##### DATA RECORDS

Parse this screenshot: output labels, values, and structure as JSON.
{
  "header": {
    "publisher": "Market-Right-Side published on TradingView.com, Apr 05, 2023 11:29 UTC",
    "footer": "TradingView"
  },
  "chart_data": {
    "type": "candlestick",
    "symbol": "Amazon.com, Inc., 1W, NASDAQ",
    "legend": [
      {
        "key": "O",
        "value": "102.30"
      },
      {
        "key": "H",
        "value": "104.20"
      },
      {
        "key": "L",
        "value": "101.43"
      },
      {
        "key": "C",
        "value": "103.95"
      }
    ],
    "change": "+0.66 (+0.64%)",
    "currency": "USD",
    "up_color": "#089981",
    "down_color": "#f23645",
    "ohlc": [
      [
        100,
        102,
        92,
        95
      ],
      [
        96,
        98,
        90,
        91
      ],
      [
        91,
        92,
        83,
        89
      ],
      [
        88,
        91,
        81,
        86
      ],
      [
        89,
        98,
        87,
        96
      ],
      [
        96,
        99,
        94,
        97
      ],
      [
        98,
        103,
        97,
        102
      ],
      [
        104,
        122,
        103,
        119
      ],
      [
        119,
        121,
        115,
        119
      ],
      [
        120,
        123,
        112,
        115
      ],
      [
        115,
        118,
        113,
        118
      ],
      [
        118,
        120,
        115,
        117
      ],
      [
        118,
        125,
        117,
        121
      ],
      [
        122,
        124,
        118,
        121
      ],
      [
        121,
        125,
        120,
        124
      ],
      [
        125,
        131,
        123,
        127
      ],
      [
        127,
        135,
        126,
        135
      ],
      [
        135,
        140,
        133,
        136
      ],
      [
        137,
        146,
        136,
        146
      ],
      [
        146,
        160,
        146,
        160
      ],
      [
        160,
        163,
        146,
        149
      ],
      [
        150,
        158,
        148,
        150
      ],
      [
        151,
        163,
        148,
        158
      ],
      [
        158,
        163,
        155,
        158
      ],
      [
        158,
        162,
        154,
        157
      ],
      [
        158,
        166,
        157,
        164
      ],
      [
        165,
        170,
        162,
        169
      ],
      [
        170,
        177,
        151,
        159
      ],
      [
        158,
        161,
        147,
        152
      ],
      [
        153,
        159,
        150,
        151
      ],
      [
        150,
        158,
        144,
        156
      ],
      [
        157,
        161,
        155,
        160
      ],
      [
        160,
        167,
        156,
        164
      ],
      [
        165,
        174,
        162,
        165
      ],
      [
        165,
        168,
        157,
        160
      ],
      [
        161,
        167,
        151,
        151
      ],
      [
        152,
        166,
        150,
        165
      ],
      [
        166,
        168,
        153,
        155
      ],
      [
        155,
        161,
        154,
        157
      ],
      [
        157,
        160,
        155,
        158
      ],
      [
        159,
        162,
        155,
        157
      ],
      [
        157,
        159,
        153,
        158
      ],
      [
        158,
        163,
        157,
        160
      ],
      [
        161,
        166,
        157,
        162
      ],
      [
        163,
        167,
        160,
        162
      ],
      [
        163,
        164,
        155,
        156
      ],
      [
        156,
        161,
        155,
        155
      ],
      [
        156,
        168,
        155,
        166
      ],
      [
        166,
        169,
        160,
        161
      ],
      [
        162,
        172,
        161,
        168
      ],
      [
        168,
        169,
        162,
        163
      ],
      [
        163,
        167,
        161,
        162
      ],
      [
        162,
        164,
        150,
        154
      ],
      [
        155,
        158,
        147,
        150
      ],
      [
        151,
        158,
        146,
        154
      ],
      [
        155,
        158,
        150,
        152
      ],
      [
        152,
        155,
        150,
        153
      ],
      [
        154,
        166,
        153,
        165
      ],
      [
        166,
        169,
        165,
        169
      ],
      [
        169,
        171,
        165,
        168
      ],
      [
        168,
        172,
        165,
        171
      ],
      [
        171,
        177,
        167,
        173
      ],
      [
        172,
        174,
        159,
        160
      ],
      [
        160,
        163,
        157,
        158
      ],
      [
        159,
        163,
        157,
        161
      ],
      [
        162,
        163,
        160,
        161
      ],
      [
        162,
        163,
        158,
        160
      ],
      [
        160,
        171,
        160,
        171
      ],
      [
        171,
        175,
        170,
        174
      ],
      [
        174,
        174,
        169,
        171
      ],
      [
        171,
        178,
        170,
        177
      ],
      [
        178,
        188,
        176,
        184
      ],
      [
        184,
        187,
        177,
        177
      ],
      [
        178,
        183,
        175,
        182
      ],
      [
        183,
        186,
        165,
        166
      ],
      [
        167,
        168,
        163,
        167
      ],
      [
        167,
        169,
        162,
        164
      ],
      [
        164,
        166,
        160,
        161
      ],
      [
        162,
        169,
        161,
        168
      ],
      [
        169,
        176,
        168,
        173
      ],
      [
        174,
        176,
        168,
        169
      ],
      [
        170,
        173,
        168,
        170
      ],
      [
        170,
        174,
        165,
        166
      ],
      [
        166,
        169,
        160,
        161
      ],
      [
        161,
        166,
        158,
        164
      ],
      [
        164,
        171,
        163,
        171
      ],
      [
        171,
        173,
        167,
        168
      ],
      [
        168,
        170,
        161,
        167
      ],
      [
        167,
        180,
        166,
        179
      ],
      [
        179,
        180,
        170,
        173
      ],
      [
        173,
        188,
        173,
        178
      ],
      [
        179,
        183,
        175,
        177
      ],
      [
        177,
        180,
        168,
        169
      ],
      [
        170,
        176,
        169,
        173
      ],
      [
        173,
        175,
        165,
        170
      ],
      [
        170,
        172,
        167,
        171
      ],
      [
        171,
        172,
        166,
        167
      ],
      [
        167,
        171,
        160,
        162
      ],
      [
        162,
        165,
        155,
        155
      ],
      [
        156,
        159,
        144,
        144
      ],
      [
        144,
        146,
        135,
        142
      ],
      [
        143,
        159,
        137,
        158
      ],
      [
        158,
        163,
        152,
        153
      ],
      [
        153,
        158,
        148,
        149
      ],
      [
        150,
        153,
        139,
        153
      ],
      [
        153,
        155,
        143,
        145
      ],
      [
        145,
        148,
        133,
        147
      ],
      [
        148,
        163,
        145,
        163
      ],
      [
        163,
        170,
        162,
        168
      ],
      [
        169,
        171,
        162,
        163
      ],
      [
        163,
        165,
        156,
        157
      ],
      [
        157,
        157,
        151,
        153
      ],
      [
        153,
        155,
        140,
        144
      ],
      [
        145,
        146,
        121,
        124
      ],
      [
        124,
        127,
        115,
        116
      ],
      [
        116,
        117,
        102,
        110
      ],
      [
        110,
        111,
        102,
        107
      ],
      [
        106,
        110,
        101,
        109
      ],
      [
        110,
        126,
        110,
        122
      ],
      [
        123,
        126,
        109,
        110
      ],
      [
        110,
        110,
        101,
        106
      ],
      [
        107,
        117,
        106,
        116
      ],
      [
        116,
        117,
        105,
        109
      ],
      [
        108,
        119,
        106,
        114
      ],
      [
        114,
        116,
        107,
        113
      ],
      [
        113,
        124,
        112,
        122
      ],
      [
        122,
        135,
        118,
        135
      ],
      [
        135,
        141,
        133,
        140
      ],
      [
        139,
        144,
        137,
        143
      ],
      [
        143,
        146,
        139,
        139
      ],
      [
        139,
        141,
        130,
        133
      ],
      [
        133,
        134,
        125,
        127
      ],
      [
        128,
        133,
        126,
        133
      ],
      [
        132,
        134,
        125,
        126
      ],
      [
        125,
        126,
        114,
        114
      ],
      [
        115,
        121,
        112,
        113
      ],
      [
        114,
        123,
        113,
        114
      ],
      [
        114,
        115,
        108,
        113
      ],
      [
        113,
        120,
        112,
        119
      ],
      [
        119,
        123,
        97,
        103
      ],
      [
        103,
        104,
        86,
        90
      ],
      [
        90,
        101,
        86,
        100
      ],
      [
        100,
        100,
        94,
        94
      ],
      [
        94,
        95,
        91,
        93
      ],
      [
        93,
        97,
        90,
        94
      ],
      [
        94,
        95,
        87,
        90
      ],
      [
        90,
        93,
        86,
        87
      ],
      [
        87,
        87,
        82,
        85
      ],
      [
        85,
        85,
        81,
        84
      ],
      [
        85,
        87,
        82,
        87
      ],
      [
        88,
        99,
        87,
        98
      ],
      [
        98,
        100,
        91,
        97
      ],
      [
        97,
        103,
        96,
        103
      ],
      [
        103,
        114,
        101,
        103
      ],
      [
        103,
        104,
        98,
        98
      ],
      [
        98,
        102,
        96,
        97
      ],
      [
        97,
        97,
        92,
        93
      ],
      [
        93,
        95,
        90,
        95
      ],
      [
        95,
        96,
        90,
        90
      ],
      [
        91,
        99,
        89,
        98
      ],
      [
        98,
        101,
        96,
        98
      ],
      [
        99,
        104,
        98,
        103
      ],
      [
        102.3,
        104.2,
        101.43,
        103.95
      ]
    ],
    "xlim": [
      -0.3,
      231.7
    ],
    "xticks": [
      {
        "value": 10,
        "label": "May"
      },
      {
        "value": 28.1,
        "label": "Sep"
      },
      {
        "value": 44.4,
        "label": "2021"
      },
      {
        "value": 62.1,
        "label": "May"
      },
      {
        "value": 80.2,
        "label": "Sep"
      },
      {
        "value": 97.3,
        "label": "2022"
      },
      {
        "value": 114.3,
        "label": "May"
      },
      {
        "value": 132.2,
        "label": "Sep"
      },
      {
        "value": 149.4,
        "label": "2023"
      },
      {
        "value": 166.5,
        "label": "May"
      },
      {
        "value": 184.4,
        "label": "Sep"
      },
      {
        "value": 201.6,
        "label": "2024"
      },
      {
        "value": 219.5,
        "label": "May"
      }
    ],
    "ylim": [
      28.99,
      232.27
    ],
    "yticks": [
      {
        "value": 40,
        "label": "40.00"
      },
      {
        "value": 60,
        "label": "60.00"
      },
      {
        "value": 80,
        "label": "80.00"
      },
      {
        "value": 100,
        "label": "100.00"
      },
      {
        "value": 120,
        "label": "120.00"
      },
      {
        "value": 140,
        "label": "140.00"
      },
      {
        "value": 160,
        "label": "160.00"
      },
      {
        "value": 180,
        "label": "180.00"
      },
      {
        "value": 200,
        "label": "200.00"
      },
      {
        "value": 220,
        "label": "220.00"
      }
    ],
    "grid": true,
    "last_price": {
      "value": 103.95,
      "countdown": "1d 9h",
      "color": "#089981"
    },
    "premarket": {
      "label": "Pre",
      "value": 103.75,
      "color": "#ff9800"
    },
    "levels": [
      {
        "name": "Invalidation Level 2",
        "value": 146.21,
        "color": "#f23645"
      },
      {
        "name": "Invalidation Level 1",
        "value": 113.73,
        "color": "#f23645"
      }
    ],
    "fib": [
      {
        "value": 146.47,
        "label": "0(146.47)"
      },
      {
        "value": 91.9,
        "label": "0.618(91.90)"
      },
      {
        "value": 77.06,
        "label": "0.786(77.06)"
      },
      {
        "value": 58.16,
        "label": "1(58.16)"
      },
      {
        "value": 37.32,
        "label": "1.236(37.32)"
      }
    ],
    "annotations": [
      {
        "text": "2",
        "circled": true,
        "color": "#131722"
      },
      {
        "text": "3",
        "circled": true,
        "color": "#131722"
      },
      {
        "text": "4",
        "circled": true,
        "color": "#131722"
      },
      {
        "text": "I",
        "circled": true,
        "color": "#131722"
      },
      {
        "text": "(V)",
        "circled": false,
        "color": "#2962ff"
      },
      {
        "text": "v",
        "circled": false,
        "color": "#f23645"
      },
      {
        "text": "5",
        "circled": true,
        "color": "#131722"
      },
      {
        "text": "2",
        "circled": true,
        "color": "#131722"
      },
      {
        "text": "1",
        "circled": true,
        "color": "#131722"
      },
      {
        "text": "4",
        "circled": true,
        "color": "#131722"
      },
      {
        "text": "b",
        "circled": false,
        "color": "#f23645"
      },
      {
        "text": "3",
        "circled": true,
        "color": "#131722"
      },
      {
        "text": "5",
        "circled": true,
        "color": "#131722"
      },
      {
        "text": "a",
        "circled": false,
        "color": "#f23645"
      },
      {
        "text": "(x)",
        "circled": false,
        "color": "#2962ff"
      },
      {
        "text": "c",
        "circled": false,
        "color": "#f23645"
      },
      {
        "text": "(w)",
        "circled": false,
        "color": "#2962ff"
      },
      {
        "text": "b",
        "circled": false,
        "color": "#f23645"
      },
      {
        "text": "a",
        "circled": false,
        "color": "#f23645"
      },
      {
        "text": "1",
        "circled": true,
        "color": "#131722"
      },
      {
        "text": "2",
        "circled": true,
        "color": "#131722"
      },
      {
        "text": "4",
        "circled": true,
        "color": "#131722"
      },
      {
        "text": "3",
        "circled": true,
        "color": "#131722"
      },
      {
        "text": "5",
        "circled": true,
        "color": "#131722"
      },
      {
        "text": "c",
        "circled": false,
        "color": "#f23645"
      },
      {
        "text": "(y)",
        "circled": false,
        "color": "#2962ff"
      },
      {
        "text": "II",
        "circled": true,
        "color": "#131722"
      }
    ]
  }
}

##########

→ **GIVEN INSTRUCTION**: Identify the lines in the entries that hold "Invalidation" and return each one.

→ **TASK SOLUTION**:
        "name": "Invalidation Level 2",
        "name": "Invalidation Level 1",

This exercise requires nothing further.